-- begin --

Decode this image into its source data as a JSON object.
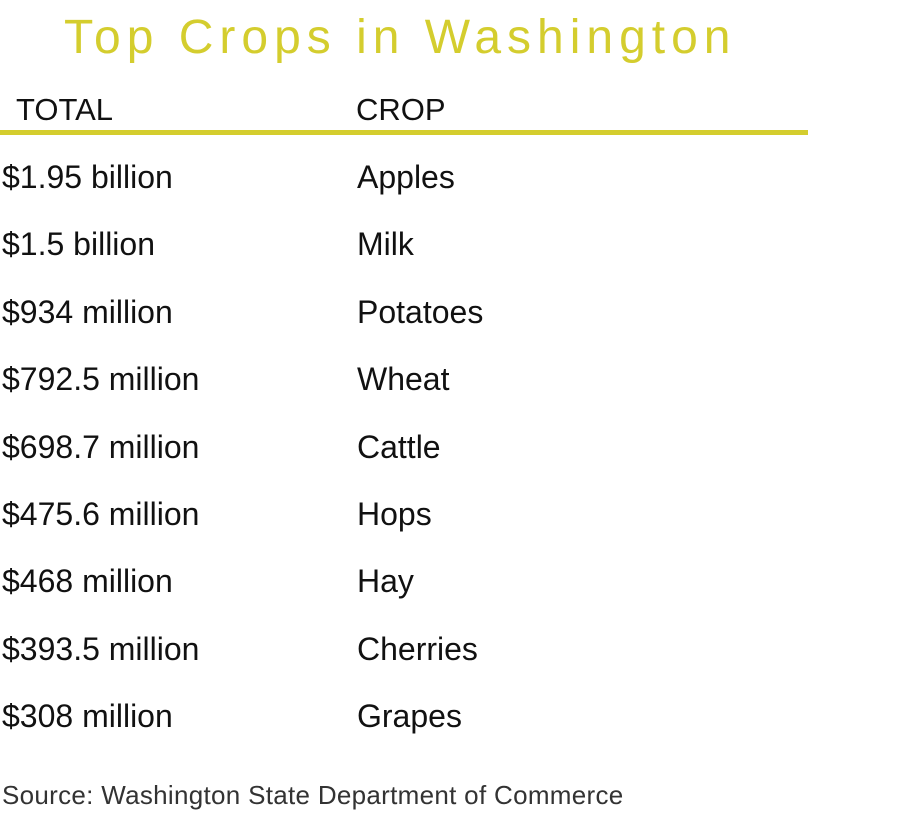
{
  "colors": {
    "accent": "#d4cd2e",
    "text": "#111111",
    "source_text": "#333333"
  },
  "chart_data": {
    "type": "table",
    "title": "Top Crops in Washington",
    "columns": [
      "TOTAL",
      "CROP"
    ],
    "rows": [
      {
        "total": "$1.95 billion",
        "crop": "Apples",
        "value_usd": 1950000000
      },
      {
        "total": "$1.5 billion",
        "crop": "Milk",
        "value_usd": 1500000000
      },
      {
        "total": "$934 million",
        "crop": "Potatoes",
        "value_usd": 934000000
      },
      {
        "total": "$792.5 million",
        "crop": "Wheat",
        "value_usd": 792500000
      },
      {
        "total": "$698.7 million",
        "crop": "Cattle",
        "value_usd": 698700000
      },
      {
        "total": "$475.6 million",
        "crop": "Hops",
        "value_usd": 475600000
      },
      {
        "total": "$468 million",
        "crop": "Hay",
        "value_usd": 468000000
      },
      {
        "total": "$393.5 million",
        "crop": "Cherries",
        "value_usd": 393500000
      },
      {
        "total": "$308 million",
        "crop": "Grapes",
        "value_usd": 308000000
      }
    ],
    "source": "Source: Washington State Department of Commerce"
  }
}
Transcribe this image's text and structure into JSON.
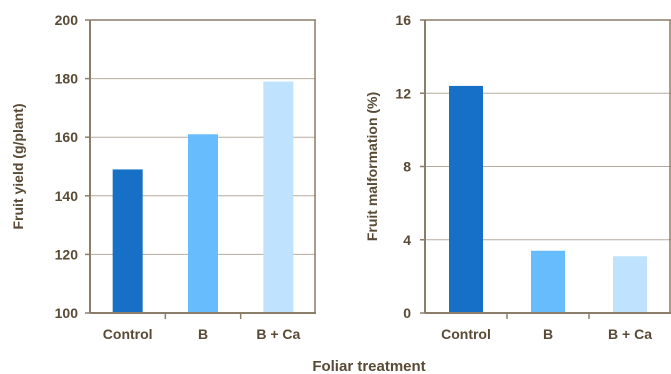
{
  "xlabel": "Foliar treatment",
  "colors": {
    "axis": "#8c7d6a",
    "grid": "#b5ab9d",
    "text": "#594a36"
  },
  "chart_data": [
    {
      "type": "bar",
      "categories": [
        "Control",
        "B",
        "B + Ca"
      ],
      "values": [
        149,
        161,
        179
      ],
      "colors": [
        "#1670c5",
        "#66bcfc",
        "#bfe3fe"
      ],
      "ylabel": "Fruit yield (g/plant)",
      "ylim": [
        100,
        200
      ],
      "yticks": [
        100,
        120,
        140,
        160,
        180,
        200
      ],
      "grid": true
    },
    {
      "type": "bar",
      "categories": [
        "Control",
        "B",
        "B + Ca"
      ],
      "values": [
        12.4,
        3.4,
        3.1
      ],
      "colors": [
        "#1670c5",
        "#66bcfc",
        "#bfe3fe"
      ],
      "ylabel": "Fruit malformation (%)",
      "ylim": [
        0,
        16
      ],
      "yticks": [
        0,
        4,
        8,
        12,
        16
      ],
      "grid": true
    }
  ]
}
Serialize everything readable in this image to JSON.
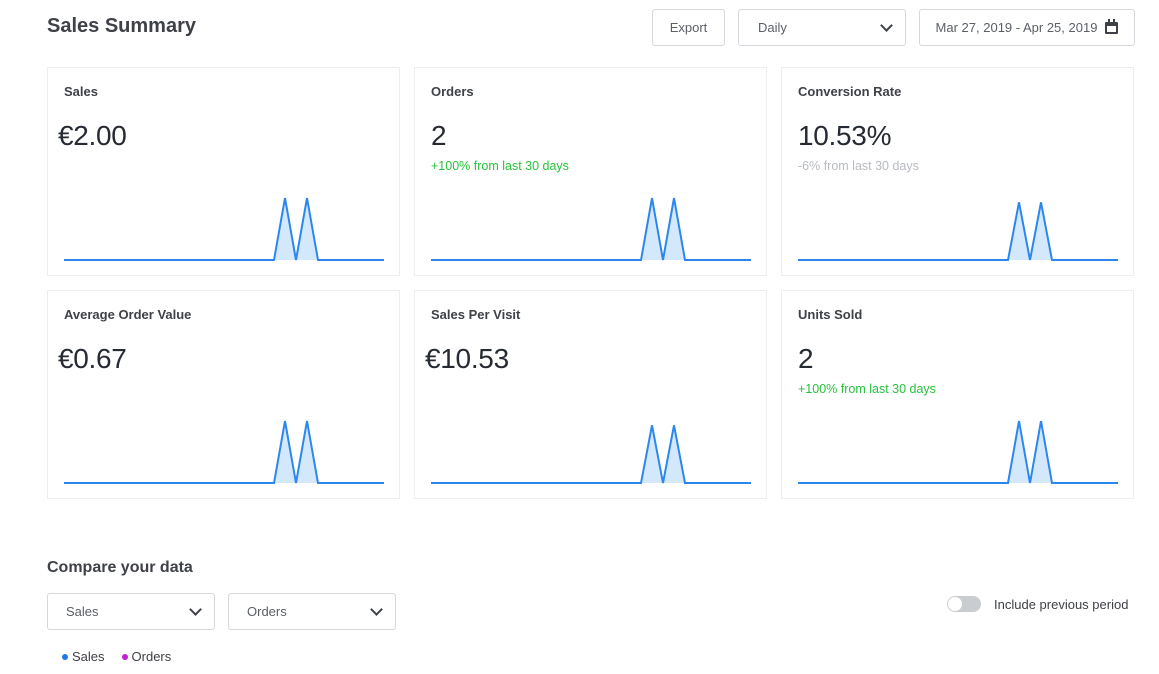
{
  "header": {
    "title": "Sales Summary",
    "export_label": "Export",
    "period_value": "Daily",
    "date_range": "Mar 27, 2019 - Apr 25, 2019"
  },
  "colors": {
    "spark_line": "#2b87ee",
    "spark_fill": "#d4e8fb",
    "positive_change": "#27c23c",
    "neutral_change": "#b8bbc1",
    "sales_legend": "#1f77e8",
    "orders_legend": "#c21fd6"
  },
  "cards": [
    {
      "title": "Sales",
      "value": "€2.00",
      "change": "",
      "trend": "none",
      "peaks": [
        1,
        1
      ]
    },
    {
      "title": "Orders",
      "value": "2",
      "change": "+100% from last 30 days",
      "trend": "up",
      "peaks": [
        1,
        1
      ]
    },
    {
      "title": "Conversion Rate",
      "value": "10.53%",
      "change": "-6% from last 30 days",
      "trend": "down",
      "peaks": [
        0.93,
        0.93
      ]
    },
    {
      "title": "Average Order Value",
      "value": "€0.67",
      "change": "",
      "trend": "none",
      "peaks": [
        1,
        1
      ]
    },
    {
      "title": "Sales Per Visit",
      "value": "€10.53",
      "change": "",
      "trend": "none",
      "peaks": [
        0.93,
        0.93
      ]
    },
    {
      "title": "Units Sold",
      "value": "2",
      "change": "+100% from last 30 days",
      "trend": "up",
      "peaks": [
        1,
        1
      ]
    }
  ],
  "compare": {
    "title": "Compare your data",
    "select_a": "Sales",
    "select_b": "Orders",
    "toggle_label": "Include previous period",
    "toggle_on": false,
    "legend": [
      {
        "label": "Sales",
        "color": "#1f77e8"
      },
      {
        "label": "Orders",
        "color": "#c21fd6"
      }
    ]
  }
}
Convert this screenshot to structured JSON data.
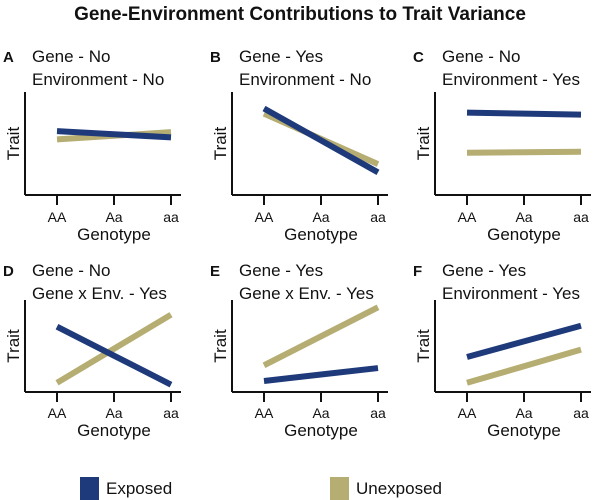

-- end --

GIVEN EXERCISE
Take every line that includes the string "Fruit" and copy it.

ANSWER TO THIS PROBLEM
      "ylabel": "Fruit yield (g/plant)",
      "ylabel": "Fruit malformation (%)",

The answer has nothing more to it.